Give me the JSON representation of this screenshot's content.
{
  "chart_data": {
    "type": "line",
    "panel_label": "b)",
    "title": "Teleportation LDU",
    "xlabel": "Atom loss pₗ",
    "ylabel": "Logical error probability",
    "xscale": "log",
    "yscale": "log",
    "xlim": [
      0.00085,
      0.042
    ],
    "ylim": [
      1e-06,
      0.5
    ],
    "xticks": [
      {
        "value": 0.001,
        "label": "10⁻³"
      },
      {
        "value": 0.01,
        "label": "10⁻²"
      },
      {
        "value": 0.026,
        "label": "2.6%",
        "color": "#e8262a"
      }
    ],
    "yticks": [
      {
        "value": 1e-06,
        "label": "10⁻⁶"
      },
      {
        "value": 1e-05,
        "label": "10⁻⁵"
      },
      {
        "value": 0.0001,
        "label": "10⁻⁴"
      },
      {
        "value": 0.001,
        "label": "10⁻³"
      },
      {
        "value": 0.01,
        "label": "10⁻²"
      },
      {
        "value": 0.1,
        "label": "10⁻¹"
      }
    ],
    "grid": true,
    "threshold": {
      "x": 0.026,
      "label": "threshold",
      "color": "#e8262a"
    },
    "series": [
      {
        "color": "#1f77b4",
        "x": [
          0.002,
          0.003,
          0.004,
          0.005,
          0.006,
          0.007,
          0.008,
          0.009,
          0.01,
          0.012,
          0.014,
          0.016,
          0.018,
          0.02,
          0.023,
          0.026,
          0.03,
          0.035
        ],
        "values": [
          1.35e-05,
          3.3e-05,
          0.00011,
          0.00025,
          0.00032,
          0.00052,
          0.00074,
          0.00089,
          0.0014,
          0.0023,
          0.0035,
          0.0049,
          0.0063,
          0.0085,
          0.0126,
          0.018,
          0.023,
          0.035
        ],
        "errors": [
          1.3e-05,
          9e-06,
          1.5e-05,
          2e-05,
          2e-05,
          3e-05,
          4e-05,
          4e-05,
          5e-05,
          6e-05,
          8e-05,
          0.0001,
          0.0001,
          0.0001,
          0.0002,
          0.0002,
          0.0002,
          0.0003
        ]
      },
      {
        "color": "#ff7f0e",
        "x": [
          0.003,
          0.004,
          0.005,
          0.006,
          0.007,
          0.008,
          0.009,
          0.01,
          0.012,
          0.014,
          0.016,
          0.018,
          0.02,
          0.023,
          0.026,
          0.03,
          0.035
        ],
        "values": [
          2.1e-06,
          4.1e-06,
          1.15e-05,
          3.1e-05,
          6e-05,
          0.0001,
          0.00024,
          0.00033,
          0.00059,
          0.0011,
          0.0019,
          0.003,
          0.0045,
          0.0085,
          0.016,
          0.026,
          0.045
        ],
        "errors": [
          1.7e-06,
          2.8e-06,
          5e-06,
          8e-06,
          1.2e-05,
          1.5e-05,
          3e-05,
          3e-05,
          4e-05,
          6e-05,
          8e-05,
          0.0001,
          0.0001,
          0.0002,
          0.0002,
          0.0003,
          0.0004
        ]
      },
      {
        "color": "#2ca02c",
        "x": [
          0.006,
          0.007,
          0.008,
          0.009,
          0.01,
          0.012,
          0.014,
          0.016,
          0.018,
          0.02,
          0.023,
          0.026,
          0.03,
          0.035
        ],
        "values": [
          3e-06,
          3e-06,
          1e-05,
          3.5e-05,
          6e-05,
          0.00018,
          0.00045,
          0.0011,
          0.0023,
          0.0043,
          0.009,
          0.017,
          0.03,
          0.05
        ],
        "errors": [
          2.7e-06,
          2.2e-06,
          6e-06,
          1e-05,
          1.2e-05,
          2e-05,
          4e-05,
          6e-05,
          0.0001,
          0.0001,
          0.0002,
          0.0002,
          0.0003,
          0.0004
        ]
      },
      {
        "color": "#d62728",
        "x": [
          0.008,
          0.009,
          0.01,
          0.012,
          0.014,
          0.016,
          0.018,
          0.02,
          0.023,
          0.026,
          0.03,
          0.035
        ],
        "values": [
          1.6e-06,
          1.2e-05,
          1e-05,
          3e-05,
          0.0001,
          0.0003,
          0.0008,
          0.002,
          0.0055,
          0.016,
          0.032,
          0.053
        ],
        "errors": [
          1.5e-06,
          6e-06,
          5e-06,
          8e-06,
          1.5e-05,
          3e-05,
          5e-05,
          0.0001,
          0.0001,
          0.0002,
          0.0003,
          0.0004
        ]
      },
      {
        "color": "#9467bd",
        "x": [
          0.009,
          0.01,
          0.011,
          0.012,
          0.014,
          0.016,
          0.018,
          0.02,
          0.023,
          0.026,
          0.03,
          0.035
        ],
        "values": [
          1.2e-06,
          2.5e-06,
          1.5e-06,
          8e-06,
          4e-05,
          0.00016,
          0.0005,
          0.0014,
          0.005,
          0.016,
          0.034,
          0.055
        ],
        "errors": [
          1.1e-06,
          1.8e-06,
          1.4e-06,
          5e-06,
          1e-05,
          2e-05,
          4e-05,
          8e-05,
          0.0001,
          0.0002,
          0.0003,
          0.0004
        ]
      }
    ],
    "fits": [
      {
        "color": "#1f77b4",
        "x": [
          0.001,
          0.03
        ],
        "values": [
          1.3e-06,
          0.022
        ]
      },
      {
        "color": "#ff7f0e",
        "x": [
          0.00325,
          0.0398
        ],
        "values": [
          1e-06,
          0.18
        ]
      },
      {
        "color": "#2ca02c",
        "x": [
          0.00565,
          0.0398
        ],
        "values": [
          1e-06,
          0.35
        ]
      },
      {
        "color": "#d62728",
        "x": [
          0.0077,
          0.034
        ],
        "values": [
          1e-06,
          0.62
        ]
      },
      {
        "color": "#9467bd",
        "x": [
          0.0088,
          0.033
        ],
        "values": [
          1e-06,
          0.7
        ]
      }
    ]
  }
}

● TASK GOAL: Take the lines above and print them exactly.

● EXERCISE RESULT:
Give me the JSON representation of this screenshot's content.
{
  "chart_data": {
    "type": "line",
    "panel_label": "b)",
    "title": "Teleportation LDU",
    "xlabel": "Atom loss pₗ",
    "ylabel": "Logical error probability",
    "xscale": "log",
    "yscale": "log",
    "xlim": [
      0.00085,
      0.042
    ],
    "ylim": [
      1e-06,
      0.5
    ],
    "xticks": [
      {
        "value": 0.001,
        "label": "10⁻³"
      },
      {
        "value": 0.01,
        "label": "10⁻²"
      },
      {
        "value": 0.026,
        "label": "2.6%",
        "color": "#e8262a"
      }
    ],
    "yticks": [
      {
        "value": 1e-06,
        "label": "10⁻⁶"
      },
      {
        "value": 1e-05,
        "label": "10⁻⁵"
      },
      {
        "value": 0.0001,
        "label": "10⁻⁴"
      },
      {
        "value": 0.001,
        "label": "10⁻³"
      },
      {
        "value": 0.01,
        "label": "10⁻²"
      },
      {
        "value": 0.1,
        "label": "10⁻¹"
      }
    ],
    "grid": true,
    "threshold": {
      "x": 0.026,
      "label": "threshold",
      "color": "#e8262a"
    },
    "series": [
      {
        "color": "#1f77b4",
        "x": [
          0.002,
          0.003,
          0.004,
          0.005,
          0.006,
          0.007,
          0.008,
          0.009,
          0.01,
          0.012,
          0.014,
          0.016,
          0.018,
          0.02,
          0.023,
          0.026,
          0.03,
          0.035
        ],
        "values": [
          1.35e-05,
          3.3e-05,
          0.00011,
          0.00025,
          0.00032,
          0.00052,
          0.00074,
          0.00089,
          0.0014,
          0.0023,
          0.0035,
          0.0049,
          0.0063,
          0.0085,
          0.0126,
          0.018,
          0.023,
          0.035
        ],
        "errors": [
          1.3e-05,
          9e-06,
          1.5e-05,
          2e-05,
          2e-05,
          3e-05,
          4e-05,
          4e-05,
          5e-05,
          6e-05,
          8e-05,
          0.0001,
          0.0001,
          0.0001,
          0.0002,
          0.0002,
          0.0002,
          0.0003
        ]
      },
      {
        "color": "#ff7f0e",
        "x": [
          0.003,
          0.004,
          0.005,
          0.006,
          0.007,
          0.008,
          0.009,
          0.01,
          0.012,
          0.014,
          0.016,
          0.018,
          0.02,
          0.023,
          0.026,
          0.03,
          0.035
        ],
        "values": [
          2.1e-06,
          4.1e-06,
          1.15e-05,
          3.1e-05,
          6e-05,
          0.0001,
          0.00024,
          0.00033,
          0.00059,
          0.0011,
          0.0019,
          0.003,
          0.0045,
          0.0085,
          0.016,
          0.026,
          0.045
        ],
        "errors": [
          1.7e-06,
          2.8e-06,
          5e-06,
          8e-06,
          1.2e-05,
          1.5e-05,
          3e-05,
          3e-05,
          4e-05,
          6e-05,
          8e-05,
          0.0001,
          0.0001,
          0.0002,
          0.0002,
          0.0003,
          0.0004
        ]
      },
      {
        "color": "#2ca02c",
        "x": [
          0.006,
          0.007,
          0.008,
          0.009,
          0.01,
          0.012,
          0.014,
          0.016,
          0.018,
          0.02,
          0.023,
          0.026,
          0.03,
          0.035
        ],
        "values": [
          3e-06,
          3e-06,
          1e-05,
          3.5e-05,
          6e-05,
          0.00018,
          0.00045,
          0.0011,
          0.0023,
          0.0043,
          0.009,
          0.017,
          0.03,
          0.05
        ],
        "errors": [
          2.7e-06,
          2.2e-06,
          6e-06,
          1e-05,
          1.2e-05,
          2e-05,
          4e-05,
          6e-05,
          0.0001,
          0.0001,
          0.0002,
          0.0002,
          0.0003,
          0.0004
        ]
      },
      {
        "color": "#d62728",
        "x": [
          0.008,
          0.009,
          0.01,
          0.012,
          0.014,
          0.016,
          0.018,
          0.02,
          0.023,
          0.026,
          0.03,
          0.035
        ],
        "values": [
          1.6e-06,
          1.2e-05,
          1e-05,
          3e-05,
          0.0001,
          0.0003,
          0.0008,
          0.002,
          0.0055,
          0.016,
          0.032,
          0.053
        ],
        "errors": [
          1.5e-06,
          6e-06,
          5e-06,
          8e-06,
          1.5e-05,
          3e-05,
          5e-05,
          0.0001,
          0.0001,
          0.0002,
          0.0003,
          0.0004
        ]
      },
      {
        "color": "#9467bd",
        "x": [
          0.009,
          0.01,
          0.011,
          0.012,
          0.014,
          0.016,
          0.018,
          0.02,
          0.023,
          0.026,
          0.03,
          0.035
        ],
        "values": [
          1.2e-06,
          2.5e-06,
          1.5e-06,
          8e-06,
          4e-05,
          0.00016,
          0.0005,
          0.0014,
          0.005,
          0.016,
          0.034,
          0.055
        ],
        "errors": [
          1.1e-06,
          1.8e-06,
          1.4e-06,
          5e-06,
          1e-05,
          2e-05,
          4e-05,
          8e-05,
          0.0001,
          0.0002,
          0.0003,
          0.0004
        ]
      }
    ],
    "fits": [
      {
        "color": "#1f77b4",
        "x": [
          0.001,
          0.03
        ],
        "values": [
          1.3e-06,
          0.022
        ]
      },
      {
        "color": "#ff7f0e",
        "x": [
          0.00325,
          0.0398
        ],
        "values": [
          1e-06,
          0.18
        ]
      },
      {
        "color": "#2ca02c",
        "x": [
          0.00565,
          0.0398
        ],
        "values": [
          1e-06,
          0.35
        ]
      },
      {
        "color": "#d62728",
        "x": [
          0.0077,
          0.034
        ],
        "values": [
          1e-06,
          0.62
        ]
      },
      {
        "color": "#9467bd",
        "x": [
          0.0088,
          0.033
        ],
        "values": [
          1e-06,
          0.7
        ]
      }
    ]
  }
}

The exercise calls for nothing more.